** Description of the task **
Nothing but the pictures should go missing; return all the entries below exactly.

[Stored data entries]

◆ ◆ ◆ ◆ ◆

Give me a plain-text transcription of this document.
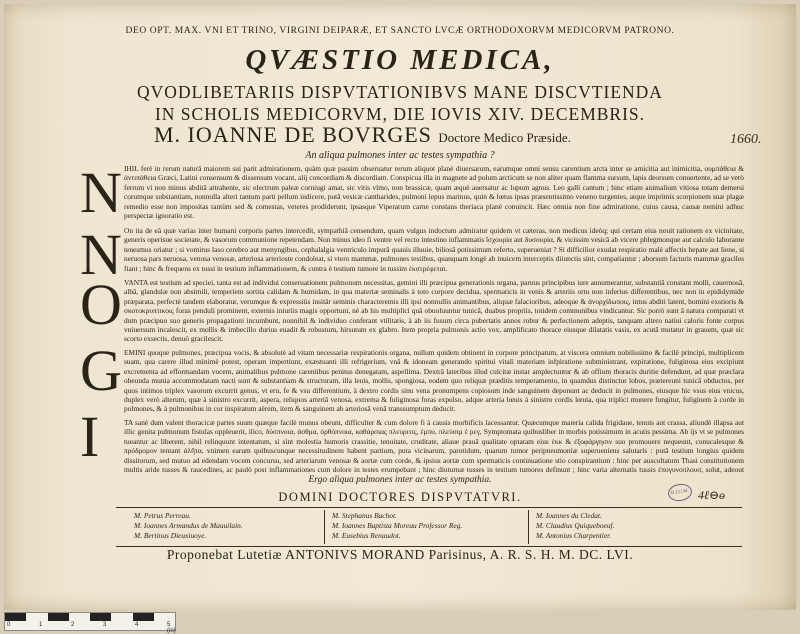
DEO OPT. MAX. VNI ET TRINO, VIRGINI DEIPARÆ, ET SANCTO LVCÆ ORTHODOXORVM MEDICORVM PATRONO.
QVÆSTIO MEDICA,
QVODLIBETARIIS DISPVTATIONIBVS MANE DISCVTIENDA
IN SCHOLIS MEDICORVM, DIE IOVIS XIV. DECEMBRIS.
M. IOANNE DE BOVRGES Doctore Medico Præside.	1660.
An aliqua pulmones inter ac testes sympathia ?
N IHIL ferè in rerum naturâ maiorem sui parit admirationem, quàm quæ passim obseruatur rerum aliquot planè diuersarum, earumque omni sensu carentium arcta inter se amicitia aut inimicitia, ουμπάθεια & ἀντιπάθεια Græci, Latini consensum & dissensum vocant, alij concordiam & discordiam. Conspicua illa in magnete ad polum arcticum se non aliter quam flamma sursum, lapis deorsum conuertente, ad se verò ferrum vi non minus abditâ attrahente, sic electrum paleæ corniugi amat, sic vitis vlmo, non brassicæ, quam æquè auersatur ac lupum agnus. Leo galli cantum ; hinc etiam animalium vitiosa totam demersi corumque substantiam, nonnulla alteri tantum parti pellum indicere, putâ vesicæ cantharides, pulmoni lepus marinus, quin & lœtus ipsas præsentissimo veneno turgentes, atque imprimis scorpionem suæ plagæ remedio esse non impositas tantùm sed & comestas, veteres prodiderunt, ipsasque Viperarum carne constans theriaca planè conuincit. Hæc omnia non fine admiratione, cuius causa, causæ nemini adhuc perspectæ ignoratio est.
N On ita de eâ quæ varias inter humani corporis partes intercedit, sympathiâ censendum, quam vulgus indoctum admiratur quidem vt cæteras, non medicus ideòq; qui certam eius nouit rationem ex vicinitate, generis operisue societate, & vasorum communione repetendam. Non minus ideo fi ventre vel recto intestino inflammatis ἴσχουρία aut δυσουρία, & vicissim vesicâ ab vicere phlegmonque aut calculo laborante tenesmus oriatur ; si vomitus laso cerebro aut menyngibus, cephalalgia ventriculo impurâ quauis illuuie, biliosâ potissimum referto, superueniat ? Si difficilior exudat respiratio malè affectis hepate aut liene, si neruosa pars neruosa, venosa venosæ, arteriosa arterioste condoleat, si vtero mammæ, pulmones testibus, quanquam longè ab inuicem interceptis diiunctis sint, compatiantur ; aborsum facturis mammæ graciles fiant ; hinc & frequens ex tussi in testium inflammationem, & contra è testium tumore in tussim ἐκστρέφεται.
O VANTA est testium ad speciei, tanta est ad individui conseruationem pulmonum necessitas, gemini illi præcipua generationis organa, paruus principibus iure annumerantur, substantiâ constant molli, cauernosâ, albâ, glandulæ non absimili, temperiem sortita calidam & humidam, in qua materiæ seminalis à toto corpore decidua, spermaticis in venis & arteriis ortu non inferius differentibus, nec non in epididymide præparata, perfectè tandem elaboratur, verumque & expressiùs insitâr seminis characteremis illi ipsi nonnullis animantibus, aliquæ falacioribus, adeoque & ἀνορχίδωποις, intus abditi latent, homini exstioris & σκοτοκρυπτικοις foras penduli prominent, externis iniuriis magis opportuni, nè ab his multiplici quâ obuoluuntur tunicâ, duabus propriis, totidem communibus vindicantur. Sic porrò sunt â natura comparati vt dum præcipuo suo generis propagationi incumbunt, nonnihil & individuo conferant vtilitatis, à ab iis fusum circa pubertatis annos robur & perfectionem adeptis, tanquam altero natiui caloris fonte corpus vniuersum incalescit, ex mollis & imbecillo durius euadit & robustum, hirsutum ex glabro. Item propria pulmonis actio vox, amplificato thorace eiusque dilatatis vasis, ex acutâ mutatur in grauem, quæ sic scorto exsectis, denuò gracilescit.
G EMINI quoque pulmones, præcipua vocis, & absolutè ad vitam necessariæ respirationis organa, nullum quidem obtinent in corpore principatum, at viscera omnium nobilissimo & facilè principi, multiplicem suam, qua carere illud minimè potest, operam impertiunt, exæstuanti illi refrigerium, vnâ & idoneam generando spiritui vitali materiam infpiratione subministrant, expiratione, fuliginosa eius excipiunt excrementa ad efformandam vocem, animalibus pulmone carentibus penitus denegatam, aspellima. Dextrâ lateribus illud culcitæ instar amplectuntur & ab offium thoracis duritie defendunt, ad quæ præclara obeunda munia accommodatam nacti sunt & substantiam & structuram, illa leuis, mollis, spongiosa, eodem quo reliquæ præditis temperamento, in quamdus distinctur lobos, prætereuni tunicâ obductos, per quos intimos triplex vasorum excurrit genus, vt eru, fe & vsu differentium, à dextro cordis sinu vena pronumpens copiosum inde sanguinem deponunt ac deducit in pulmones, eiusque hic vsus eius vnicus, duplex verò alterum, quæ à sinistro excurrit, aspera, reliquos arteriâ venosa, extrema & fuliginosa foras expulso, adque arteria lœuis à sinistro cordis lœuia, qua triplici munere fungitur, fuliginem à corde in pulmones, & à pulmonibus in cor inspiratum aërem, item & sanguinem ab arteriosâ venâ transsumptum deducit.
I	TA sanè dum valent thoracicæ partes suum quæque facilè munus obeunt, difficulter & cum dolore fi à causis morbificis lacessantur. Quæcumque materia calida frigidaue, tenuis aut crassa, aliundè illapsa aut illic genita pulmonum fistulas oppleuerit, ilico, δύσπνοια, ἀσθμα, ὀρθόπνοια, καθάρσιας πλευριτις, ἐμπυ, πλεύσιμ ἑ ρεγ, Symptomata quibusliber in morbis potissimum in acutis pessima. Ab ijs vt se pulmones tueantur ac liberent, nihil relinquunt intentatum, si sint molestia humoris crassitie, tenuitate, cruditate, aliaue prauâ qualitate optatam eius ἐκκ & ἐξοφάργησιν suo promouere nequeunt, conucalesque & πρόδρομον tentant ἀλῆτα, vnimen earum quibuscunque necessitudinem habent partium, puta vicinarum, parotidum, quarum tumor peripneumoniæ superueniens salutaris : putâ testium longius quidem dissitorum, sed mutuo ad edendam vocem concursu, sed arteriarum venosæ & aortæ cum corde, & ipsius aortæ cum spermaticis continuatione stio conspirantium : hinc per auscultatum Thasi constitutionem multis aride tusses & raucedines, ac paulò post inflammationes cum dolore in testes erumpebant ; hinc diuturnæ tusses in testium tumores definunt ; hinc varia alternatis tussis ἐπογυνοπλουσ, solut, adeout
Ergo aliqua pulmones inter ac testes sympathia.
DOMINI DOCTORES DISPVTATVRI.	B.I.U.M. 4ℓ⊖ө
M. Petrus Perreau.
M. Ioannes Armandus de Mauuilain.
M. Bertinus Dieuxiuoye.
M. Stephanus Bachot.
M. Ioannes Baptista Moreau Professor Reg.
M. Eusebius Renaudot.
M. Ioannes du Cledat.
M. Claudius Quiqueboeuf.
M. Antonius Charpentier.
Proponebat Lutetiæ ANTONIVS MORAND Parisinus, A. R. S. H. M. DC. LVI.
0	1	2	3	4	5 (in)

◆ ◆ ◆ ◆ ◆

** Completed exercise **
Give me a plain-text transcription of this document.
DEO OPT. MAX. VNI ET TRINO, VIRGINI DEIPARÆ, ET SANCTO LVCÆ ORTHODOXORVM MEDICORVM PATRONO.
QVÆSTIO MEDICA,
QVODLIBETARIIS DISPVTATIONIBVS MANE DISCVTIENDA
IN SCHOLIS MEDICORVM, DIE IOVIS XIV. DECEMBRIS.
M. IOANNE DE BOVRGES Doctore Medico Præside.	1660.
An aliqua pulmones inter ac testes sympathia ?
N IHIL ferè in rerum naturâ maiorem sui parit admirationem, quàm quæ passim obseruatur rerum aliquot planè diuersarum, earumque omni sensu carentium arcta inter se amicitia aut inimicitia, ουμπάθεια & ἀντιπάθεια Græci, Latini consensum & dissensum vocant, alij concordiam & discordiam. Conspicua illa in magnete ad polum arcticum se non aliter quam flamma sursum, lapis deorsum conuertente, ad se verò ferrum vi non minus abditâ attrahente, sic electrum paleæ corniugi amat, sic vitis vlmo, non brassicæ, quam æquè auersatur ac lupum agnus. Leo galli cantum ; hinc etiam animalium vitiosa totam demersi corumque substantiam, nonnulla alteri tantum parti pellum indicere, putâ vesicæ cantharides, pulmoni lepus marinus, quin & lœtus ipsas præsentissimo veneno turgentes, atque imprimis scorpionem suæ plagæ remedio esse non impositas tantùm sed & comestas, veteres prodiderunt, ipsasque Viperarum carne constans theriaca planè conuincit. Hæc omnia non fine admiratione, cuius causa, causæ nemini adhuc perspectæ ignoratio est.
N On ita de eâ quæ varias inter humani corporis partes intercedit, sympathiâ censendum, quam vulgus indoctum admiratur quidem vt cæteras, non medicus ideòq; qui certam eius nouit rationem ex vicinitate, generis operisue societate, & vasorum communione repetendam. Non minus ideo fi ventre vel recto intestino inflammatis ἴσχουρία aut δυσουρία, & vicissim vesicâ ab vicere phlegmonque aut calculo laborante tenesmus oriatur ; si vomitus laso cerebro aut menyngibus, cephalalgia ventriculo impurâ quauis illuuie, biliosâ potissimum referto, superueniat ? Si difficilior exudat respiratio malè affectis hepate aut liene, si neruosa pars neruosa, venosa venosæ, arteriosa arterioste condoleat, si vtero mammæ, pulmones testibus, quanquam longè ab inuicem interceptis diiunctis sint, compatiantur ; aborsum facturis mammæ graciles fiant ; hinc & frequens ex tussi in testium inflammationem, & contra è testium tumore in tussim ἐκστρέφεται.
O VANTA est testium ad speciei, tanta est ad individui conseruationem pulmonum necessitas, gemini illi præcipua generationis organa, paruus principibus iure annumerantur, substantiâ constant molli, cauernosâ, albâ, glandulæ non absimili, temperiem sortita calidam & humidam, in qua materiæ seminalis à toto corpore decidua, spermaticis in venis & arteriis ortu non inferius differentibus, nec non in epididymide præparata, perfectè tandem elaboratur, verumque & expressiùs insitâr seminis characteremis illi ipsi nonnullis animantibus, aliquæ falacioribus, adeoque & ἀνορχίδωποις, intus abditi latent, homini exstioris & σκοτοκρυπτικοις foras penduli prominent, externis iniuriis magis opportuni, nè ab his multiplici quâ obuoluuntur tunicâ, duabus propriis, totidem communibus vindicantur. Sic porrò sunt â natura comparati vt dum præcipuo suo generis propagationi incumbunt, nonnihil & individuo conferant vtilitatis, à ab iis fusum circa pubertatis annos robur & perfectionem adeptis, tanquam altero natiui caloris fonte corpus vniuersum incalescit, ex mollis & imbecillo durius euadit & robustum, hirsutum ex glabro. Item propria pulmonis actio vox, amplificato thorace eiusque dilatatis vasis, ex acutâ mutatur in grauem, quæ sic scorto exsectis, denuò gracilescit.
G EMINI quoque pulmones, præcipua vocis, & absolutè ad vitam necessariæ respirationis organa, nullum quidem obtinent in corpore principatum, at viscera omnium nobilissimo & facilè principi, multiplicem suam, qua carere illud minimè potest, operam impertiunt, exæstuanti illi refrigerium, vnâ & idoneam generando spiritui vitali materiam infpiratione subministrant, expiratione, fuliginosa eius excipiunt excrementa ad efformandam vocem, animalibus pulmone carentibus penitus denegatam, aspellima. Dextrâ lateribus illud culcitæ instar amplectuntur & ab offium thoracis duritie defendunt, ad quæ præclara obeunda munia accommodatam nacti sunt & substantiam & structuram, illa leuis, mollis, spongiosa, eodem quo reliquæ præditis temperamento, in quamdus distinctur lobos, prætereuni tunicâ obductos, per quos intimos triplex vasorum excurrit genus, vt eru, fe & vsu differentium, à dextro cordis sinu vena pronumpens copiosum inde sanguinem deponunt ac deducit in pulmones, eiusque hic vsus eius vnicus, duplex verò alterum, quæ à sinistro excurrit, aspera, reliquos arteriâ venosa, extrema & fuliginosa foras expulso, adque arteria lœuis à sinistro cordis lœuia, qua triplici munere fungitur, fuliginem à corde in pulmones, & à pulmonibus in cor inspiratum aërem, item & sanguinem ab arteriosâ venâ transsumptum deducit.
I	TA sanè dum valent thoracicæ partes suum quæque facilè munus obeunt, difficulter & cum dolore fi à causis morbificis lacessantur. Quæcumque materia calida frigidaue, tenuis aut crassa, aliundè illapsa aut illic genita pulmonum fistulas oppleuerit, ilico, δύσπνοια, ἀσθμα, ὀρθόπνοια, καθάρσιας πλευριτις, ἐμπυ, πλεύσιμ ἑ ρεγ, Symptomata quibusliber in morbis potissimum in acutis pessima. Ab ijs vt se pulmones tueantur ac liberent, nihil relinquunt intentatum, si sint molestia humoris crassitie, tenuitate, cruditate, aliaue prauâ qualitate optatam eius ἐκκ & ἐξοφάργησιν suo promouere nequeunt, conucalesque & πρόδρομον tentant ἀλῆτα, vnimen earum quibuscunque necessitudinem habent partium, puta vicinarum, parotidum, quarum tumor peripneumoniæ superueniens salutaris : putâ testium longius quidem dissitorum, sed mutuo ad edendam vocem concursu, sed arteriarum venosæ & aortæ cum corde, & ipsius aortæ cum spermaticis continuatione stio conspirantium : hinc per auscultatum Thasi constitutionem multis aride tusses & raucedines, ac paulò post inflammationes cum dolore in testes erumpebant ; hinc diuturnæ tusses in testium tumores definunt ; hinc varia alternatis tussis ἐπογυνοπλουσ, solut, adeout
Ergo aliqua pulmones inter ac testes sympathia.
DOMINI DOCTORES DISPVTATVRI.	B.I.U.M. 4ℓ⊖ө
M. Petrus Perreau.
M. Ioannes Armandus de Mauuilain.
M. Bertinus Dieuxiuoye.
M. Stephanus Bachot.
M. Ioannes Baptista Moreau Professor Reg.
M. Eusebius Renaudot.
M. Ioannes du Cledat.
M. Claudius Quiqueboeuf.
M. Antonius Charpentier.
Proponebat Lutetiæ ANTONIVS MORAND Parisinus, A. R. S. H. M. DC. LVI.
0	1	2	3	4	5 (in)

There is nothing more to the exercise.